Edit the lines below so that "data-label" becomes "value-label" everywhere, and leave everything else unchanged. Omit the pictures from your answer.

▶ **DATA TO USE**:
-*-

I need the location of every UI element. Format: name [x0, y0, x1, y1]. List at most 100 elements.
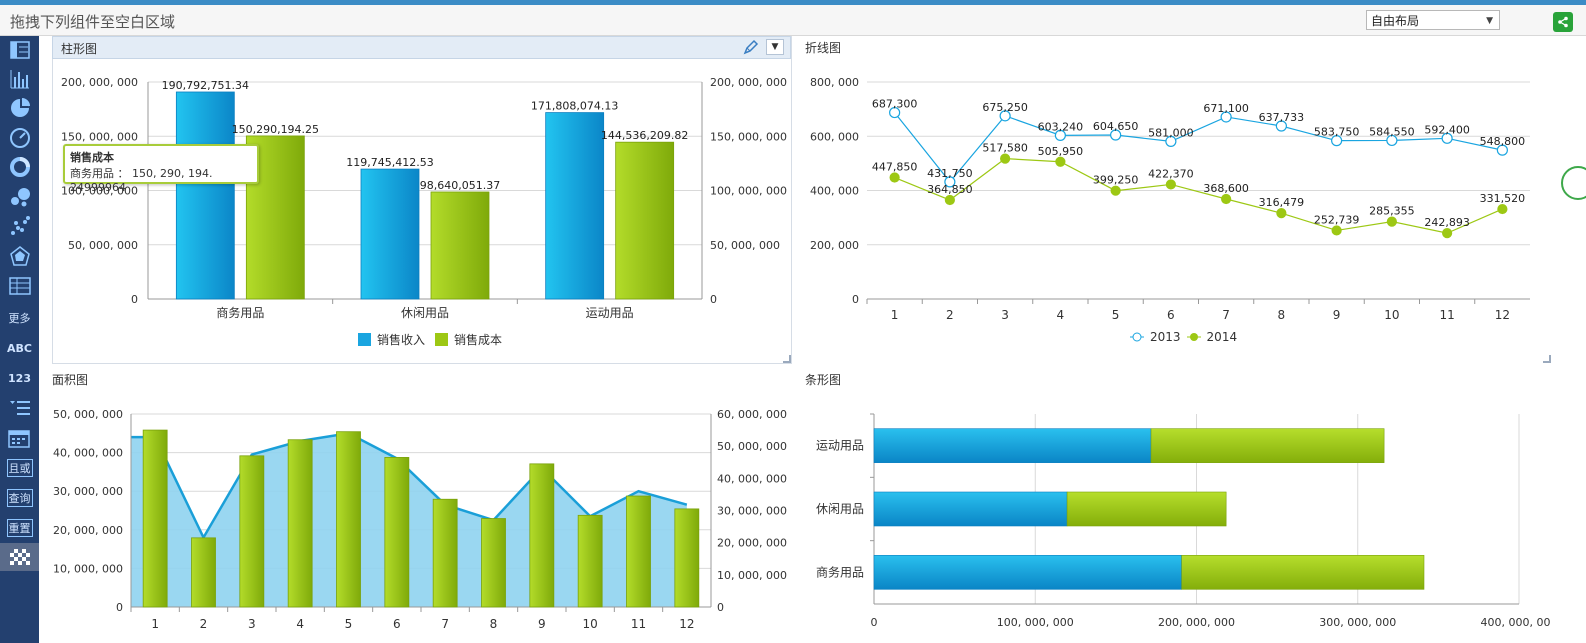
bar-chart-title: 柱形图: [61, 42, 98, 56]
bar: [384, 457, 410, 608]
y2-tick-label: 0: [717, 601, 724, 614]
data-label: 150,290,194.25: [232, 123, 319, 136]
x-tick-label: 4: [296, 617, 304, 631]
legend-swatch-cost: [435, 333, 449, 346]
bar-revenue: [545, 112, 605, 300]
data-label: 584,550: [1369, 125, 1415, 138]
point-2013: [1054, 129, 1066, 141]
checker-icon[interactable]: [0, 543, 39, 571]
y-tick-label: 0: [116, 601, 123, 614]
point-2013: [1441, 132, 1453, 144]
resize-handle[interactable]: [1543, 355, 1551, 363]
radar-chart-icon[interactable]: [0, 242, 39, 270]
point-2013: [1275, 120, 1287, 132]
line-chart-title: 折线图: [805, 41, 842, 55]
gauge-icon[interactable]: [0, 124, 39, 152]
x-tick-label: 6: [393, 617, 401, 631]
data-label: 592,400: [1424, 123, 1470, 136]
bar-cost: [245, 135, 305, 300]
point-2014: [1442, 228, 1453, 239]
y-tick-label: 800, 000: [810, 76, 859, 89]
x-tick-label: 商务用品: [216, 305, 264, 320]
grid-table-icon[interactable]: [0, 272, 39, 300]
share-icon[interactable]: [1553, 12, 1573, 32]
bar-revenue: [873, 555, 1182, 590]
y-tick-label: 100, 000, 000: [61, 185, 138, 198]
y-tick-label: 400, 000: [810, 185, 859, 198]
y-tick-label: 休闲用品: [816, 502, 864, 516]
scatter-chart-icon[interactable]: [0, 212, 39, 240]
data-label: 548,800: [1480, 135, 1526, 148]
x-tick-label: 200, 000, 000: [1158, 616, 1235, 629]
series-line-2013: [894, 112, 1503, 183]
more-button[interactable]: 更多: [8, 312, 31, 325]
text-widget-button[interactable]: ABC: [7, 341, 32, 355]
x-tick-label: 100, 000, 000: [997, 616, 1074, 629]
data-label: 144,536,209.82: [601, 129, 688, 142]
floating-action-icon[interactable]: [1561, 166, 1586, 200]
y-tick-label: 0: [131, 293, 138, 306]
bar-chart-legend: 销售收入 销售成本: [358, 331, 502, 348]
layout-select[interactable]: 自由布局 ▼: [1366, 10, 1500, 30]
y2-tick-label: 60, 000, 000: [717, 408, 787, 421]
x-tick-label: 5: [345, 617, 353, 631]
table-icon[interactable]: [0, 36, 39, 64]
x-tick-label: 9: [1333, 308, 1341, 322]
x-tick-label: 8: [490, 617, 498, 631]
data-label: 687,300: [872, 98, 918, 111]
bar-cost: [1181, 555, 1425, 590]
y-tick-label: 200, 000: [810, 239, 859, 252]
chart-tooltip: 销售成本 商务用品 ： 150, 290, 194. 24999964: [63, 144, 259, 194]
line-chart-legend: 2013 2014: [1130, 330, 1237, 344]
bar-cost: [430, 191, 490, 300]
bar-cost: [615, 141, 675, 300]
reset-button[interactable]: 重置: [0, 514, 39, 542]
point-2014: [944, 194, 955, 206]
tooltip-title: 销售成本: [70, 151, 114, 164]
y-tick-label: 0: [852, 293, 859, 306]
x-tick-label: 1: [891, 308, 899, 322]
y-tick-label: 50, 000, 000: [53, 408, 123, 421]
pie-chart-icon[interactable]: [0, 94, 39, 122]
point-2013: [999, 110, 1011, 122]
y2-tick-label: 0: [710, 293, 717, 306]
x-tick-label: 3: [1001, 308, 1009, 322]
data-label: 583,750: [1314, 126, 1360, 139]
bar-revenue: [873, 428, 1152, 463]
number-widget-button[interactable]: 123: [8, 371, 31, 385]
calendar-icon[interactable]: [0, 424, 39, 452]
data-label: 675,250: [982, 101, 1028, 114]
data-label: 190,792,751.34: [162, 79, 249, 92]
bar-chart-svg: 0 0 50, 000, 000 50, 000, 000 100, 000, 000 1…: [61, 76, 787, 320]
y2-tick-label: 100, 000, 000: [710, 185, 787, 198]
data-label: 603,240: [1038, 120, 1084, 133]
y-tick-label: 200, 000, 000: [61, 76, 138, 89]
bar-chart-header: 柱形图 ▼: [52, 36, 791, 59]
list-icon[interactable]: [0, 394, 39, 422]
x-tick-label: 8: [1278, 308, 1286, 322]
chevron-down-icon: ▼: [1486, 16, 1493, 26]
x-tick-label: 0: [871, 616, 878, 629]
chevron-down-icon[interactable]: ▼: [766, 39, 784, 55]
resize-handle[interactable]: [783, 355, 791, 363]
query-button[interactable]: 查询: [0, 484, 39, 512]
and-or-button[interactable]: 且或: [0, 454, 39, 482]
point-2014: [1055, 156, 1066, 167]
data-label: 252,739: [1314, 213, 1360, 226]
legend-marker-2014: [1186, 333, 1201, 341]
edit-icon[interactable]: [743, 39, 759, 55]
data-label: 505,950: [1038, 145, 1084, 158]
legend-label-2013: 2013: [1150, 330, 1181, 344]
data-label: 316,479: [1259, 196, 1305, 209]
bar: [287, 439, 313, 608]
hbar-chart-svg: 0 100, 000, 000 200, 000, 000 300, 000, 000…: [816, 413, 1550, 629]
point-2014: [1497, 203, 1508, 215]
x-tick-label: 运动用品: [586, 306, 634, 320]
x-tick-label: 10: [1384, 308, 1399, 322]
bar-chart-icon[interactable]: [0, 65, 39, 93]
bubble-chart-icon[interactable]: [0, 183, 39, 211]
bar: [577, 514, 603, 608]
donut-chart-icon[interactable]: [0, 153, 39, 181]
x-tick-label: 2: [200, 617, 208, 631]
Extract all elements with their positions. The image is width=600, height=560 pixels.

-*-

▶ **THE RESPONSE**:
I need the location of every UI element. Format: name [x0, y0, x1, y1]. List at most 100 elements.
bar-chart-title: 柱形图: [61, 42, 98, 56]
bar: [384, 457, 410, 608]
y2-tick-label: 0: [717, 601, 724, 614]
value-label: 150,290,194.25: [232, 123, 319, 136]
x-tick-label: 4: [296, 617, 304, 631]
legend-swatch-cost: [435, 333, 449, 346]
bar-revenue: [545, 112, 605, 300]
value-label: 584,550: [1369, 125, 1415, 138]
point-2013: [1054, 129, 1066, 141]
checker-icon[interactable]: [0, 543, 39, 571]
y-tick-label: 0: [116, 601, 123, 614]
point-2013: [1441, 132, 1453, 144]
resize-handle[interactable]: [1543, 355, 1551, 363]
radar-chart-icon[interactable]: [0, 242, 39, 270]
point-2013: [1275, 120, 1287, 132]
line-chart-title: 折线图: [805, 41, 842, 55]
gauge-icon[interactable]: [0, 124, 39, 152]
x-tick-label: 6: [393, 617, 401, 631]
value-label: 592,400: [1424, 123, 1470, 136]
bar-cost: [245, 135, 305, 300]
point-2014: [1442, 228, 1453, 239]
y-tick-label: 800, 000: [810, 76, 859, 89]
x-tick-label: 商务用品: [216, 305, 264, 320]
grid-table-icon[interactable]: [0, 272, 39, 300]
share-icon[interactable]: [1553, 12, 1573, 32]
bar-revenue: [873, 555, 1182, 590]
y-tick-label: 100, 000, 000: [61, 185, 138, 198]
y-tick-label: 400, 000: [810, 185, 859, 198]
y-tick-label: 休闲用品: [816, 502, 864, 516]
scatter-chart-icon[interactable]: [0, 212, 39, 240]
value-label: 548,800: [1480, 135, 1526, 148]
x-tick-label: 200, 000, 000: [1158, 616, 1235, 629]
series-line-2013: [894, 112, 1503, 183]
more-button[interactable]: 更多: [8, 312, 31, 325]
text-widget-button[interactable]: ABC: [7, 341, 32, 355]
x-tick-label: 100, 000, 000: [997, 616, 1074, 629]
value-label: 144,536,209.82: [601, 129, 688, 142]
floating-action-icon[interactable]: [1561, 166, 1586, 200]
y-tick-label: 0: [131, 293, 138, 306]
bar-chart-legend: 销售收入 销售成本: [358, 331, 502, 348]
layout-select[interactable]: 自由布局 ▼: [1366, 10, 1500, 30]
y2-tick-label: 60, 000, 000: [717, 408, 787, 421]
x-tick-label: 5: [345, 617, 353, 631]
table-icon[interactable]: [0, 36, 39, 64]
x-tick-label: 9: [1333, 308, 1341, 322]
x-tick-label: 8: [490, 617, 498, 631]
value-label: 687,300: [872, 98, 918, 111]
bar-cost: [1181, 555, 1425, 590]
y-tick-label: 200, 000: [810, 239, 859, 252]
chart-tooltip: 销售成本 商务用品 ： 150, 290, 194. 24999964: [63, 144, 259, 194]
line-chart-legend: 2013 2014: [1130, 330, 1237, 344]
bar-cost: [430, 191, 490, 300]
bar-cost: [615, 141, 675, 300]
reset-button[interactable]: 重置: [0, 514, 39, 542]
point-2014: [944, 194, 955, 206]
tooltip-title: 销售成本: [70, 151, 114, 164]
y-tick-label: 0: [852, 293, 859, 306]
x-tick-label: 1: [891, 308, 899, 322]
y-tick-label: 50, 000, 000: [53, 408, 123, 421]
pie-chart-icon[interactable]: [0, 94, 39, 122]
point-2013: [999, 110, 1011, 122]
y2-tick-label: 0: [710, 293, 717, 306]
x-tick-label: 3: [1001, 308, 1009, 322]
value-label: 583,750: [1314, 126, 1360, 139]
bar-revenue: [873, 428, 1152, 463]
number-widget-button[interactable]: 123: [8, 371, 31, 385]
calendar-icon[interactable]: [0, 424, 39, 452]
value-label: 675,250: [982, 101, 1028, 114]
value-label: 190,792,751.34: [162, 79, 249, 92]
bar-chart-svg: 0 0 50, 000, 000 50, 000, 000 100, 000, 000 1…: [61, 76, 787, 320]
y2-tick-label: 100, 000, 000: [710, 185, 787, 198]
value-label: 603,240: [1038, 120, 1084, 133]
y-tick-label: 200, 000, 000: [61, 76, 138, 89]
bar-chart-header: 柱形图 ▼: [52, 36, 791, 59]
list-icon[interactable]: [0, 394, 39, 422]
x-tick-label: 8: [1278, 308, 1286, 322]
chevron-down-icon: ▼: [1486, 16, 1493, 26]
x-tick-label: 0: [871, 616, 878, 629]
chevron-down-icon[interactable]: ▼: [766, 39, 784, 55]
resize-handle[interactable]: [783, 355, 791, 363]
query-button[interactable]: 查询: [0, 484, 39, 512]
and-or-button[interactable]: 且或: [0, 454, 39, 482]
point-2014: [1055, 156, 1066, 167]
value-label: 252,739: [1314, 213, 1360, 226]
legend-marker-2014: [1186, 333, 1201, 341]
edit-icon[interactable]: [743, 39, 759, 55]
value-label: 505,950: [1038, 145, 1084, 158]
legend-label-2013: 2013: [1150, 330, 1181, 344]
value-label: 316,479: [1259, 196, 1305, 209]
bar: [287, 439, 313, 608]
hbar-chart-svg: 0 100, 000, 000 200, 000, 000 300, 000, 000…: [816, 413, 1550, 629]
point-2014: [1497, 203, 1508, 215]
x-tick-label: 运动用品: [586, 306, 634, 320]
x-tick-label: 10: [1384, 308, 1399, 322]
bar-chart-icon[interactable]: [0, 65, 39, 93]
bubble-chart-icon[interactable]: [0, 183, 39, 211]
bar: [577, 514, 603, 608]
donut-chart-icon[interactable]: [0, 153, 39, 181]
x-tick-label: 2: [200, 617, 208, 631]
Extract all elements with their positions. The image is width=600, height=560 pixels.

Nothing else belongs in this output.